Given problem
Reproduce the records below exactly as they appear.

Input for this task
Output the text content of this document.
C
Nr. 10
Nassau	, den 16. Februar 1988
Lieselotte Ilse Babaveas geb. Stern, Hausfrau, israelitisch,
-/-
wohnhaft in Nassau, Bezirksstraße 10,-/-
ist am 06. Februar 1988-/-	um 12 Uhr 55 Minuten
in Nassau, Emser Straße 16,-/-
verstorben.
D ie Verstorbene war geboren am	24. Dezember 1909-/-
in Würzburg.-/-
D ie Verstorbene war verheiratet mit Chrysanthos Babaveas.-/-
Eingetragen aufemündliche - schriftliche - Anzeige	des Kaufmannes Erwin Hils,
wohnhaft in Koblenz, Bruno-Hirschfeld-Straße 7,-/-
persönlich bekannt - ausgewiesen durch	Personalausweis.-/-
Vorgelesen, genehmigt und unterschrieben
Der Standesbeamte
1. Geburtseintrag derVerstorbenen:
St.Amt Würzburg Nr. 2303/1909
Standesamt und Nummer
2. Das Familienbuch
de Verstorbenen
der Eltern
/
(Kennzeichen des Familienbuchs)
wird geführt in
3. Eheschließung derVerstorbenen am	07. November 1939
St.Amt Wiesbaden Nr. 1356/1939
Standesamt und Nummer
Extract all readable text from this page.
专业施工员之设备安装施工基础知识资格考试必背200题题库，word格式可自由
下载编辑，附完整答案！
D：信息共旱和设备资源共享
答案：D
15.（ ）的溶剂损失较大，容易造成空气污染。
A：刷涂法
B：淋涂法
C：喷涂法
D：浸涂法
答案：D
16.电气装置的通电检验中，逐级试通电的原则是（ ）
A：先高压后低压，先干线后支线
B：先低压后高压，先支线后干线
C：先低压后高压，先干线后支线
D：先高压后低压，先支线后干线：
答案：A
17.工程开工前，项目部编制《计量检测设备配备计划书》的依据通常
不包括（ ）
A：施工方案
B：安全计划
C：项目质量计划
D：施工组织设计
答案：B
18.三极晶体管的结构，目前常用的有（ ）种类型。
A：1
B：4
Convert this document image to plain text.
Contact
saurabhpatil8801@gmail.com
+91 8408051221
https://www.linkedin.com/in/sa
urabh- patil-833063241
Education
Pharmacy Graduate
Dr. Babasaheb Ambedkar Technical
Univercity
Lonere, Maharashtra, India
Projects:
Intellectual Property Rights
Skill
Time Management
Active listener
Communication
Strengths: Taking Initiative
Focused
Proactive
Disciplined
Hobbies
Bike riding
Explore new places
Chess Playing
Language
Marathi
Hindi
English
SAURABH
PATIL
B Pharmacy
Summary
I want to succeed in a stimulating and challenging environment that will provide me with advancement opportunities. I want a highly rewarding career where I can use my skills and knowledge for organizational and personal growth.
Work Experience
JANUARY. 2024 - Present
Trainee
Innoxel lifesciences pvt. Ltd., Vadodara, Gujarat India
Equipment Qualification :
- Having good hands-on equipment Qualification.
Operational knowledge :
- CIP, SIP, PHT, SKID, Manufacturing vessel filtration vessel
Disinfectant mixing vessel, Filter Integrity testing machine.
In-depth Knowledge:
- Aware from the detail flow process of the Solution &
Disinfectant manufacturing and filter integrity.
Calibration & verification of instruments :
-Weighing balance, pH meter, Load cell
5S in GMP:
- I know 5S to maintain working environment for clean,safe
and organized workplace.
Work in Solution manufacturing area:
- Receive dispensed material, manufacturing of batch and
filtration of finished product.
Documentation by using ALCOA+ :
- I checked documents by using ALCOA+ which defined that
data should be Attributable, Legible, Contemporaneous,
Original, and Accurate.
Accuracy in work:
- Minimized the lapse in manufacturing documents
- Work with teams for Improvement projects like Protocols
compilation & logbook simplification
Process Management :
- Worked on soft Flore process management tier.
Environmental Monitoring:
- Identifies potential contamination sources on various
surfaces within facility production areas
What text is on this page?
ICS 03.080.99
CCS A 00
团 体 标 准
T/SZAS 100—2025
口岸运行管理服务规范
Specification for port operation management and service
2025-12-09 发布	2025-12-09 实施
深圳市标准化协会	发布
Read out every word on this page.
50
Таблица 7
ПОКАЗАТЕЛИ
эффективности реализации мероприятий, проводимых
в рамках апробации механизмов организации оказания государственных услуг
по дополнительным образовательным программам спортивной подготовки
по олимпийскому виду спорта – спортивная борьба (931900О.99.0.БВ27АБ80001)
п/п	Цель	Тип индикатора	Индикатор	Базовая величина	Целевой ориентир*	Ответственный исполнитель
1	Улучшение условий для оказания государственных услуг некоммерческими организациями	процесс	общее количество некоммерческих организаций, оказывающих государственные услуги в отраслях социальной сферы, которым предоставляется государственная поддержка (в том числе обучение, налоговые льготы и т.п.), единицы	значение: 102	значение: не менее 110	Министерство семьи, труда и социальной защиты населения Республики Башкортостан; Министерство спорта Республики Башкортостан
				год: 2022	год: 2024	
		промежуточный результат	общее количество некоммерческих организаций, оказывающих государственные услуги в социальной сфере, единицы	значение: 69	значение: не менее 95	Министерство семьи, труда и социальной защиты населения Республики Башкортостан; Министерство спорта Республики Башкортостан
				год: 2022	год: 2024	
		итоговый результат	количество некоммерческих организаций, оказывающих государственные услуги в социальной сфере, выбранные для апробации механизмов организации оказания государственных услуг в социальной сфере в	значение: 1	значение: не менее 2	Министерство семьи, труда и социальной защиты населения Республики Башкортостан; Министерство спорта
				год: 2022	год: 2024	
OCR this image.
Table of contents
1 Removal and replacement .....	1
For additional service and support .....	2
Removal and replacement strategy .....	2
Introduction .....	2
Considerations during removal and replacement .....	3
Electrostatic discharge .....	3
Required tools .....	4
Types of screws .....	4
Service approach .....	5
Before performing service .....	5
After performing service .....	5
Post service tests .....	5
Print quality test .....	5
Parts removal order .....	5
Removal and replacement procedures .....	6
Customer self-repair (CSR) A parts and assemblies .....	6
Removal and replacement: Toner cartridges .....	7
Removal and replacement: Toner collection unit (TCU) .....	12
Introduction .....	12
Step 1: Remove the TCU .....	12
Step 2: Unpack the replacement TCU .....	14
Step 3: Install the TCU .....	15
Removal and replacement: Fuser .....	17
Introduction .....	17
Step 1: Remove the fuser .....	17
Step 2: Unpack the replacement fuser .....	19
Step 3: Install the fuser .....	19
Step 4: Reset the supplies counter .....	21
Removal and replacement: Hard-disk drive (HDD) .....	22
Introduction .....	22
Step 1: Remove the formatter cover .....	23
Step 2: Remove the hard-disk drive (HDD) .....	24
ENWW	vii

Result below
Output the text content of this document.
C
Nr. 10
Nassau	, den 16. Februar 1988
Lieselotte Ilse Babaveas geb. Stern, Hausfrau, israelitisch,
-/-
wohnhaft in Nassau, Bezirksstraße 10,-/-
ist am 06. Februar 1988-/-	um 12 Uhr 55 Minuten
in Nassau, Emser Straße 16,-/-
verstorben.
D ie Verstorbene war geboren am	24. Dezember 1909-/-
in Würzburg.-/-
D ie Verstorbene war verheiratet mit Chrysanthos Babaveas.-/-
Eingetragen aufemündliche - schriftliche - Anzeige	des Kaufmannes Erwin Hils,
wohnhaft in Koblenz, Bruno-Hirschfeld-Straße 7,-/-
persönlich bekannt - ausgewiesen durch	Personalausweis.-/-
Vorgelesen, genehmigt und unterschrieben
Der Standesbeamte
1. Geburtseintrag derVerstorbenen:
St.Amt Würzburg Nr. 2303/1909
Standesamt und Nummer
2. Das Familienbuch
de Verstorbenen
der Eltern
/
(Kennzeichen des Familienbuchs)
wird geführt in
3. Eheschließung derVerstorbenen am	07. November 1939
St.Amt Wiesbaden Nr. 1356/1939
Standesamt und Nummer
Extract all readable text from this page.
专业施工员之设备安装施工基础知识资格考试必背200题题库，word格式可自由
下载编辑，附完整答案！
D：信息共旱和设备资源共享
答案：D
15.（ ）的溶剂损失较大，容易造成空气污染。
A：刷涂法
B：淋涂法
C：喷涂法
D：浸涂法
答案：D
16.电气装置的通电检验中，逐级试通电的原则是（ ）
A：先高压后低压，先干线后支线
B：先低压后高压，先支线后干线
C：先低压后高压，先干线后支线
D：先高压后低压，先支线后干线：
答案：A
17.工程开工前，项目部编制《计量检测设备配备计划书》的依据通常
不包括（ ）
A：施工方案
B：安全计划
C：项目质量计划
D：施工组织设计
答案：B
18.三极晶体管的结构，目前常用的有（ ）种类型。
A：1
B：4
Convert this document image to plain text.
Contact
saurabhpatil8801@gmail.com
+91 8408051221
https://www.linkedin.com/in/sa
urabh- patil-833063241
Education
Pharmacy Graduate
Dr. Babasaheb Ambedkar Technical
Univercity
Lonere, Maharashtra, India
Projects:
Intellectual Property Rights
Skill
Time Management
Active listener
Communication
Strengths: Taking Initiative
Focused
Proactive
Disciplined
Hobbies
Bike riding
Explore new places
Chess Playing
Language
Marathi
Hindi
English
SAURABH
PATIL
B Pharmacy
Summary
I want to succeed in a stimulating and challenging environment that will provide me with advancement opportunities. I want a highly rewarding career where I can use my skills and knowledge for organizational and personal growth.
Work Experience
JANUARY. 2024 - Present
Trainee
Innoxel lifesciences pvt. Ltd., Vadodara, Gujarat India
Equipment Qualification :
- Having good hands-on equipment Qualification.
Operational knowledge :
- CIP, SIP, PHT, SKID, Manufacturing vessel filtration vessel
Disinfectant mixing vessel, Filter Integrity testing machine.
In-depth Knowledge:
- Aware from the detail flow process of the Solution &
Disinfectant manufacturing and filter integrity.
Calibration & verification of instruments :
-Weighing balance, pH meter, Load cell
5S in GMP:
- I know 5S to maintain working environment for clean,safe
and organized workplace.
Work in Solution manufacturing area:
- Receive dispensed material, manufacturing of batch and
filtration of finished product.
Documentation by using ALCOA+ :
- I checked documents by using ALCOA+ which defined that
data should be Attributable, Legible, Contemporaneous,
Original, and Accurate.
Accuracy in work:
- Minimized the lapse in manufacturing documents
- Work with teams for Improvement projects like Protocols
compilation & logbook simplification
Process Management :
- Worked on soft Flore process management tier.
Environmental Monitoring:
- Identifies potential contamination sources on various
surfaces within facility production areas
What text is on this page?
ICS 03.080.99
CCS A 00
团 体 标 准
T/SZAS 100—2025
口岸运行管理服务规范
Specification for port operation management and service
2025-12-09 发布	2025-12-09 实施
深圳市标准化协会	发布
Read out every word on this page.
50
Таблица 7
ПОКАЗАТЕЛИ
эффективности реализации мероприятий, проводимых
в рамках апробации механизмов организации оказания государственных услуг
по дополнительным образовательным программам спортивной подготовки
по олимпийскому виду спорта – спортивная борьба (931900О.99.0.БВ27АБ80001)
п/п	Цель	Тип индикатора	Индикатор	Базовая величина	Целевой ориентир*	Ответственный исполнитель
1	Улучшение условий для оказания государственных услуг некоммерческими организациями	процесс	общее количество некоммерческих организаций, оказывающих государственные услуги в отраслях социальной сферы, которым предоставляется государственная поддержка (в том числе обучение, налоговые льготы и т.п.), единицы	значение: 102	значение: не менее 110	Министерство семьи, труда и социальной защиты населения Республики Башкортостан; Министерство спорта Республики Башкортостан
				год: 2022	год: 2024	
		промежуточный результат	общее количество некоммерческих организаций, оказывающих государственные услуги в социальной сфере, единицы	значение: 69	значение: не менее 95	Министерство семьи, труда и социальной защиты населения Республики Башкортостан; Министерство спорта Республики Башкортостан
				год: 2022	год: 2024	
		итоговый результат	количество некоммерческих организаций, оказывающих государственные услуги в социальной сфере, выбранные для апробации механизмов организации оказания государственных услуг в социальной сфере в	значение: 1	значение: не менее 2	Министерство семьи, труда и социальной защиты населения Республики Башкортостан; Министерство спорта
				год: 2022	год: 2024	
OCR this image.
Table of contents
1 Removal and replacement .....	1
For additional service and support .....	2
Removal and replacement strategy .....	2
Introduction .....	2
Considerations during removal and replacement .....	3
Electrostatic discharge .....	3
Required tools .....	4
Types of screws .....	4
Service approach .....	5
Before performing service .....	5
After performing service .....	5
Post service tests .....	5
Print quality test .....	5
Parts removal order .....	5
Removal and replacement procedures .....	6
Customer self-repair (CSR) A parts and assemblies .....	6
Removal and replacement: Toner cartridges .....	7
Removal and replacement: Toner collection unit (TCU) .....	12
Introduction .....	12
Step 1: Remove the TCU .....	12
Step 2: Unpack the replacement TCU .....	14
Step 3: Install the TCU .....	15
Removal and replacement: Fuser .....	17
Introduction .....	17
Step 1: Remove the fuser .....	17
Step 2: Unpack the replacement fuser .....	19
Step 3: Install the fuser .....	19
Step 4: Reset the supplies counter .....	21
Removal and replacement: Hard-disk drive (HDD) .....	22
Introduction .....	22
Step 1: Remove the formatter cover .....	23
Step 2: Remove the hard-disk drive (HDD) .....	24
ENWW	vii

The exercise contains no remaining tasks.